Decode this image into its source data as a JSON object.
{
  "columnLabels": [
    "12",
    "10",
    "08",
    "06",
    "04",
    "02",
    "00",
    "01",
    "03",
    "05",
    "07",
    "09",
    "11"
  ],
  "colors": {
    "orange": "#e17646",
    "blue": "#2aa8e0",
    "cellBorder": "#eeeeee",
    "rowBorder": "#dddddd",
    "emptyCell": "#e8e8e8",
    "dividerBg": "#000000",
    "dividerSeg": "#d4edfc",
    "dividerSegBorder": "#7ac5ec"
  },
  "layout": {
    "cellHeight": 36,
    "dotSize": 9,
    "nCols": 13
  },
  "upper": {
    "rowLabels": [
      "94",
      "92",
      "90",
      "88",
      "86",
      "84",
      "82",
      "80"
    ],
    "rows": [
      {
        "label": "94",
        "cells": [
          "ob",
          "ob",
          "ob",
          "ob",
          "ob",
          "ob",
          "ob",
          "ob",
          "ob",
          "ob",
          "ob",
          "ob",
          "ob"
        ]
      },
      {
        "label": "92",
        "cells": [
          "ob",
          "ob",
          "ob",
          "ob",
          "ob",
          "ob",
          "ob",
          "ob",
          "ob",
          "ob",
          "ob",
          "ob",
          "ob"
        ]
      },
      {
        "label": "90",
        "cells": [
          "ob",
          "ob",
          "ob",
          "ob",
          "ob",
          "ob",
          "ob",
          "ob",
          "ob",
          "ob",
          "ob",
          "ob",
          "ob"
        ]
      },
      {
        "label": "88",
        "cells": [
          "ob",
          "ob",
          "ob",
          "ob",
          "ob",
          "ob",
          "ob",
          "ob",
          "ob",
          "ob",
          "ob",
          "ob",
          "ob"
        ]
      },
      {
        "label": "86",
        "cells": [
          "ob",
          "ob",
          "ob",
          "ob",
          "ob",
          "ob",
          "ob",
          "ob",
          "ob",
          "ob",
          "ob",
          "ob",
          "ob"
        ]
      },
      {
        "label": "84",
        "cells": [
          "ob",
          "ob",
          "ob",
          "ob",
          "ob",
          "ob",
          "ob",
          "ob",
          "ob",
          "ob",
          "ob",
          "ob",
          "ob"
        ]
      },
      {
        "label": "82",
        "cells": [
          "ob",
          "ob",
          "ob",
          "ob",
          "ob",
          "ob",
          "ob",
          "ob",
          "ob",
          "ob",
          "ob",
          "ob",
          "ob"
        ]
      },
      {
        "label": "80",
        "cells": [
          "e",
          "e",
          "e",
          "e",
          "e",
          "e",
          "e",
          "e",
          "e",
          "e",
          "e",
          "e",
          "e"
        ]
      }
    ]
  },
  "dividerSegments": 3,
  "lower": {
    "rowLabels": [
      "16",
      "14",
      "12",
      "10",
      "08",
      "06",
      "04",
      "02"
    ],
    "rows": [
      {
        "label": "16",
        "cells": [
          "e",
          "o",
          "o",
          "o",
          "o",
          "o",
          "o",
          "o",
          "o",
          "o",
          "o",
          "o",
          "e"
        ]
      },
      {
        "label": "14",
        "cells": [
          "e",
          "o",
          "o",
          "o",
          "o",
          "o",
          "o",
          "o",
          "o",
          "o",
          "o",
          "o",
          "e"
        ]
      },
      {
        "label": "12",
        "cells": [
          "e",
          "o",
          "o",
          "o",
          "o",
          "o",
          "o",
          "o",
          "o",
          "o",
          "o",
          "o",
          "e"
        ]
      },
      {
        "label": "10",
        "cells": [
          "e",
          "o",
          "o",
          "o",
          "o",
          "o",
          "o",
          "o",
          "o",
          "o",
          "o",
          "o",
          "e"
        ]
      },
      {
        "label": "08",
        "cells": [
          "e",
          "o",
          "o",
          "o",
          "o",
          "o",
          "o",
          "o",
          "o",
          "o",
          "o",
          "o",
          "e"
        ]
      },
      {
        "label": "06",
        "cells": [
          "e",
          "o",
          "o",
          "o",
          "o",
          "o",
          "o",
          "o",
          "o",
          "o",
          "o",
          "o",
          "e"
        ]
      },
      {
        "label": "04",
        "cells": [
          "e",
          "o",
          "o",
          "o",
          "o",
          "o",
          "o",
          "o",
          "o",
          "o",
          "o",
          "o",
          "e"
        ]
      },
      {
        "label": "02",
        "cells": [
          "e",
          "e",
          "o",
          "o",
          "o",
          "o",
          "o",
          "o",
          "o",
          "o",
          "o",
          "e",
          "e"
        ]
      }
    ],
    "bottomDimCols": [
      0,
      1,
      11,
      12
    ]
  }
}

> _PROBLEM TO WORK ON_: Reproduce the entries above exactly.

> _REPLY TO THE EXERCISE_:
Decode this image into its source data as a JSON object.
{
  "columnLabels": [
    "12",
    "10",
    "08",
    "06",
    "04",
    "02",
    "00",
    "01",
    "03",
    "05",
    "07",
    "09",
    "11"
  ],
  "colors": {
    "orange": "#e17646",
    "blue": "#2aa8e0",
    "cellBorder": "#eeeeee",
    "rowBorder": "#dddddd",
    "emptyCell": "#e8e8e8",
    "dividerBg": "#000000",
    "dividerSeg": "#d4edfc",
    "dividerSegBorder": "#7ac5ec"
  },
  "layout": {
    "cellHeight": 36,
    "dotSize": 9,
    "nCols": 13
  },
  "upper": {
    "rowLabels": [
      "94",
      "92",
      "90",
      "88",
      "86",
      "84",
      "82",
      "80"
    ],
    "rows": [
      {
        "label": "94",
        "cells": [
          "ob",
          "ob",
          "ob",
          "ob",
          "ob",
          "ob",
          "ob",
          "ob",
          "ob",
          "ob",
          "ob",
          "ob",
          "ob"
        ]
      },
      {
        "label": "92",
        "cells": [
          "ob",
          "ob",
          "ob",
          "ob",
          "ob",
          "ob",
          "ob",
          "ob",
          "ob",
          "ob",
          "ob",
          "ob",
          "ob"
        ]
      },
      {
        "label": "90",
        "cells": [
          "ob",
          "ob",
          "ob",
          "ob",
          "ob",
          "ob",
          "ob",
          "ob",
          "ob",
          "ob",
          "ob",
          "ob",
          "ob"
        ]
      },
      {
        "label": "88",
        "cells": [
          "ob",
          "ob",
          "ob",
          "ob",
          "ob",
          "ob",
          "ob",
          "ob",
          "ob",
          "ob",
          "ob",
          "ob",
          "ob"
        ]
      },
      {
        "label": "86",
        "cells": [
          "ob",
          "ob",
          "ob",
          "ob",
          "ob",
          "ob",
          "ob",
          "ob",
          "ob",
          "ob",
          "ob",
          "ob",
          "ob"
        ]
      },
      {
        "label": "84",
        "cells": [
          "ob",
          "ob",
          "ob",
          "ob",
          "ob",
          "ob",
          "ob",
          "ob",
          "ob",
          "ob",
          "ob",
          "ob",
          "ob"
        ]
      },
      {
        "label": "82",
        "cells": [
          "ob",
          "ob",
          "ob",
          "ob",
          "ob",
          "ob",
          "ob",
          "ob",
          "ob",
          "ob",
          "ob",
          "ob",
          "ob"
        ]
      },
      {
        "label": "80",
        "cells": [
          "e",
          "e",
          "e",
          "e",
          "e",
          "e",
          "e",
          "e",
          "e",
          "e",
          "e",
          "e",
          "e"
        ]
      }
    ]
  },
  "dividerSegments": 3,
  "lower": {
    "rowLabels": [
      "16",
      "14",
      "12",
      "10",
      "08",
      "06",
      "04",
      "02"
    ],
    "rows": [
      {
        "label": "16",
        "cells": [
          "e",
          "o",
          "o",
          "o",
          "o",
          "o",
          "o",
          "o",
          "o",
          "o",
          "o",
          "o",
          "e"
        ]
      },
      {
        "label": "14",
        "cells": [
          "e",
          "o",
          "o",
          "o",
          "o",
          "o",
          "o",
          "o",
          "o",
          "o",
          "o",
          "o",
          "e"
        ]
      },
      {
        "label": "12",
        "cells": [
          "e",
          "o",
          "o",
          "o",
          "o",
          "o",
          "o",
          "o",
          "o",
          "o",
          "o",
          "o",
          "e"
        ]
      },
      {
        "label": "10",
        "cells": [
          "e",
          "o",
          "o",
          "o",
          "o",
          "o",
          "o",
          "o",
          "o",
          "o",
          "o",
          "o",
          "e"
        ]
      },
      {
        "label": "08",
        "cells": [
          "e",
          "o",
          "o",
          "o",
          "o",
          "o",
          "o",
          "o",
          "o",
          "o",
          "o",
          "o",
          "e"
        ]
      },
      {
        "label": "06",
        "cells": [
          "e",
          "o",
          "o",
          "o",
          "o",
          "o",
          "o",
          "o",
          "o",
          "o",
          "o",
          "o",
          "e"
        ]
      },
      {
        "label": "04",
        "cells": [
          "e",
          "o",
          "o",
          "o",
          "o",
          "o",
          "o",
          "o",
          "o",
          "o",
          "o",
          "o",
          "e"
        ]
      },
      {
        "label": "02",
        "cells": [
          "e",
          "e",
          "o",
          "o",
          "o",
          "o",
          "o",
          "o",
          "o",
          "o",
          "o",
          "e",
          "e"
        ]
      }
    ],
    "bottomDimCols": [
      0,
      1,
      11,
      12
    ]
  }
}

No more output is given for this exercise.